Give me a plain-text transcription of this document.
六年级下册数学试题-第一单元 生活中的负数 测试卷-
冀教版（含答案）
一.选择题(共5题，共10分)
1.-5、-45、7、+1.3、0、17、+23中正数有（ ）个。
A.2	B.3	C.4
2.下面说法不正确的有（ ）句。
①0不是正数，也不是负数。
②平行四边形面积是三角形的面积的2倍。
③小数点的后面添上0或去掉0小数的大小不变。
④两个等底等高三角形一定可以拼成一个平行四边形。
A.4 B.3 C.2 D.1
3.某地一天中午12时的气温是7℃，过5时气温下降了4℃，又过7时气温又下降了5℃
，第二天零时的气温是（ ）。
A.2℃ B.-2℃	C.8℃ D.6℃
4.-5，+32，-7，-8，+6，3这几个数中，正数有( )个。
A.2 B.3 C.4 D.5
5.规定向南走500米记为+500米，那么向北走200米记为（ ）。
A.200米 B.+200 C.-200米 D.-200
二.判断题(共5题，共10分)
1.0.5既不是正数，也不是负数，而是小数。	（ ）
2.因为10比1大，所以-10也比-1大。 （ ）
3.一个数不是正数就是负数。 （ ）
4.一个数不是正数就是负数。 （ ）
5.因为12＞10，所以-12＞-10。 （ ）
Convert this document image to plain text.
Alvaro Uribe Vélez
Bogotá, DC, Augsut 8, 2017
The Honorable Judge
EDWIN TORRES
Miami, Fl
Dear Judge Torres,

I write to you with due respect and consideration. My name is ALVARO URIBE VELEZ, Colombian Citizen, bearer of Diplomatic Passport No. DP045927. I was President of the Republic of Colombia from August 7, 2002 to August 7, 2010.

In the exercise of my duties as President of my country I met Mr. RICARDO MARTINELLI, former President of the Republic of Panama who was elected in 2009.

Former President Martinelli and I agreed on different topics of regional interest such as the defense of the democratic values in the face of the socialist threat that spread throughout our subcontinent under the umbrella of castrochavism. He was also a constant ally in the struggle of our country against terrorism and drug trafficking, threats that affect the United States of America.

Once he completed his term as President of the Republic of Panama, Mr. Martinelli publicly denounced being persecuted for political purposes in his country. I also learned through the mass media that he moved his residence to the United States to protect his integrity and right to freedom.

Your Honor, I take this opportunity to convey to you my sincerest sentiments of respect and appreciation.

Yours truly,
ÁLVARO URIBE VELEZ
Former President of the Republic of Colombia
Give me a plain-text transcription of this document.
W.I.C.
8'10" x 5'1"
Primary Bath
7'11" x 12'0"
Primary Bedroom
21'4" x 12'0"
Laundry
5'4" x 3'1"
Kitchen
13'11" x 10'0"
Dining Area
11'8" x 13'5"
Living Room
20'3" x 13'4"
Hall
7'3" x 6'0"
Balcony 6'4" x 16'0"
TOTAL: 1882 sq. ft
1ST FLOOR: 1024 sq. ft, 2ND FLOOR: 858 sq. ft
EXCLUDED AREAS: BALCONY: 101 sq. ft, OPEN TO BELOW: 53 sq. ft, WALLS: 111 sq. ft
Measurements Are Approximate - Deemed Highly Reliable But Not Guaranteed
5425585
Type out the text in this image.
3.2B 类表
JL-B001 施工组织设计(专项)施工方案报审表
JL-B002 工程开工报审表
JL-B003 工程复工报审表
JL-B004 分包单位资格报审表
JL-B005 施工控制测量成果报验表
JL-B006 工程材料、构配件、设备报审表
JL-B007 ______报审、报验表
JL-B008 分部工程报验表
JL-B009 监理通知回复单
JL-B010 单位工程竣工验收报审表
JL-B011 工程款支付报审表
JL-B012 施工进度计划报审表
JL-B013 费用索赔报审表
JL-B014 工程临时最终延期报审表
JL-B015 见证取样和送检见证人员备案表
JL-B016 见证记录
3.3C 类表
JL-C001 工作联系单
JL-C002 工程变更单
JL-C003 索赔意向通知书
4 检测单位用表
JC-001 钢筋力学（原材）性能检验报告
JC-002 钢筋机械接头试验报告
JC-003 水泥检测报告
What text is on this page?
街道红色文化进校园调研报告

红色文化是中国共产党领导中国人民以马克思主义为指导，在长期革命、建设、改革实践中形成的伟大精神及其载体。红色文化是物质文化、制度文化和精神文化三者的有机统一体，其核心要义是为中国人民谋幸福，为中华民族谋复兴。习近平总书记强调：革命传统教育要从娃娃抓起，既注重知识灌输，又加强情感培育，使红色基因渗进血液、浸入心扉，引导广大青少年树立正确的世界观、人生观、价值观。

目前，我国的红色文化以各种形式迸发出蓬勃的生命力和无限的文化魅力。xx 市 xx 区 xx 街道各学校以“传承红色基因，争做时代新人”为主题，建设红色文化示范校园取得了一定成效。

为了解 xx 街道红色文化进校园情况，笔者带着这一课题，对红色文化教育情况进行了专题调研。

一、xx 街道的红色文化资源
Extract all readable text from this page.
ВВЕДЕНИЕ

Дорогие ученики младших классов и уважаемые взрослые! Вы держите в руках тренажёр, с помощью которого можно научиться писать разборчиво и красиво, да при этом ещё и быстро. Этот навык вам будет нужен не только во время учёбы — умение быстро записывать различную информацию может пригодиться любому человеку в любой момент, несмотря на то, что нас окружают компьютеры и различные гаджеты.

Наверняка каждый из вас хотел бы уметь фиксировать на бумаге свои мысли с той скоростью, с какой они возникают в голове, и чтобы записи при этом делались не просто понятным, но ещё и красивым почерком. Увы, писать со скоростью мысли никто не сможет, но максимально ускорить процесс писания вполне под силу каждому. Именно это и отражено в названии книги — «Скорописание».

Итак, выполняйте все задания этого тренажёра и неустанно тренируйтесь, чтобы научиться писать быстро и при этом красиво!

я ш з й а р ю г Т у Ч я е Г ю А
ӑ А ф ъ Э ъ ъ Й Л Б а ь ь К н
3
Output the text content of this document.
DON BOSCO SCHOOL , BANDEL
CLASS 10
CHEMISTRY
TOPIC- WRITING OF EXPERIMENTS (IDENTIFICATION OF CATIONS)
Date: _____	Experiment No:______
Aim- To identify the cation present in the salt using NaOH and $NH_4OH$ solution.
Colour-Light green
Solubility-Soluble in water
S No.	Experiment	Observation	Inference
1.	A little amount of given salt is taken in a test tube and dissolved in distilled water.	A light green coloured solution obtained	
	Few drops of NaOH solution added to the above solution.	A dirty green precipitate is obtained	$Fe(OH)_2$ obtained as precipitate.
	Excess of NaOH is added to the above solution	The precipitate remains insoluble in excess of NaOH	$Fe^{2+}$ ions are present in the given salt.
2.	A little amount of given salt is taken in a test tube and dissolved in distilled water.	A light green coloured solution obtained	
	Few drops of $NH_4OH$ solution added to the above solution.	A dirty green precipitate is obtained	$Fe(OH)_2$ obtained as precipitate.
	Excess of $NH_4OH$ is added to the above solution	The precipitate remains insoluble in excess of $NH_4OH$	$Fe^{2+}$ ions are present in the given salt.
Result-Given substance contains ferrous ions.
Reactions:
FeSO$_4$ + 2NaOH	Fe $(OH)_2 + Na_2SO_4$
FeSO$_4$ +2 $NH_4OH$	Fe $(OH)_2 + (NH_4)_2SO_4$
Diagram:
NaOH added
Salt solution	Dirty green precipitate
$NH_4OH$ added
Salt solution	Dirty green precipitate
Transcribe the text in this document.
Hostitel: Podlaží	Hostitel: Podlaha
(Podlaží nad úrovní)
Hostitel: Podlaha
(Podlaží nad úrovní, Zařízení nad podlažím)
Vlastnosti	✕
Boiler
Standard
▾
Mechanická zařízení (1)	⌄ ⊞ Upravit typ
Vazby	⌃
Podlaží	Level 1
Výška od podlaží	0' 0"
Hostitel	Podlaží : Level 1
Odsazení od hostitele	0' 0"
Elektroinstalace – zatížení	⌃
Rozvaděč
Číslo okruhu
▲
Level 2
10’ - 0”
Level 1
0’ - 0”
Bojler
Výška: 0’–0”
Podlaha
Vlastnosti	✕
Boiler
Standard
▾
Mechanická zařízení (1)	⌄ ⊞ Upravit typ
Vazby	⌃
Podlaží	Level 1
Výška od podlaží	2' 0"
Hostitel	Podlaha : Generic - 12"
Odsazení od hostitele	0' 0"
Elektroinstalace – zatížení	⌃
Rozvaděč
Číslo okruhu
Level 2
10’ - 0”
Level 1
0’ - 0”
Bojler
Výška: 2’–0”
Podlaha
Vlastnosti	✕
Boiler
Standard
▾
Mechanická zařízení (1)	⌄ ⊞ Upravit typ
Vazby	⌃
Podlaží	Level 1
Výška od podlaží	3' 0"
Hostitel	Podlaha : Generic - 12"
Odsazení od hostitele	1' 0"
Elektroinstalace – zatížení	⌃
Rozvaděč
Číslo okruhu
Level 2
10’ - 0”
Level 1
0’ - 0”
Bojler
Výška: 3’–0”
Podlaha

▶ [STATED EXERCISE] Tally the lines of the records holding the word "test", then give only the resulting number.

▶ [RESULT OF THE EXERCISE] 2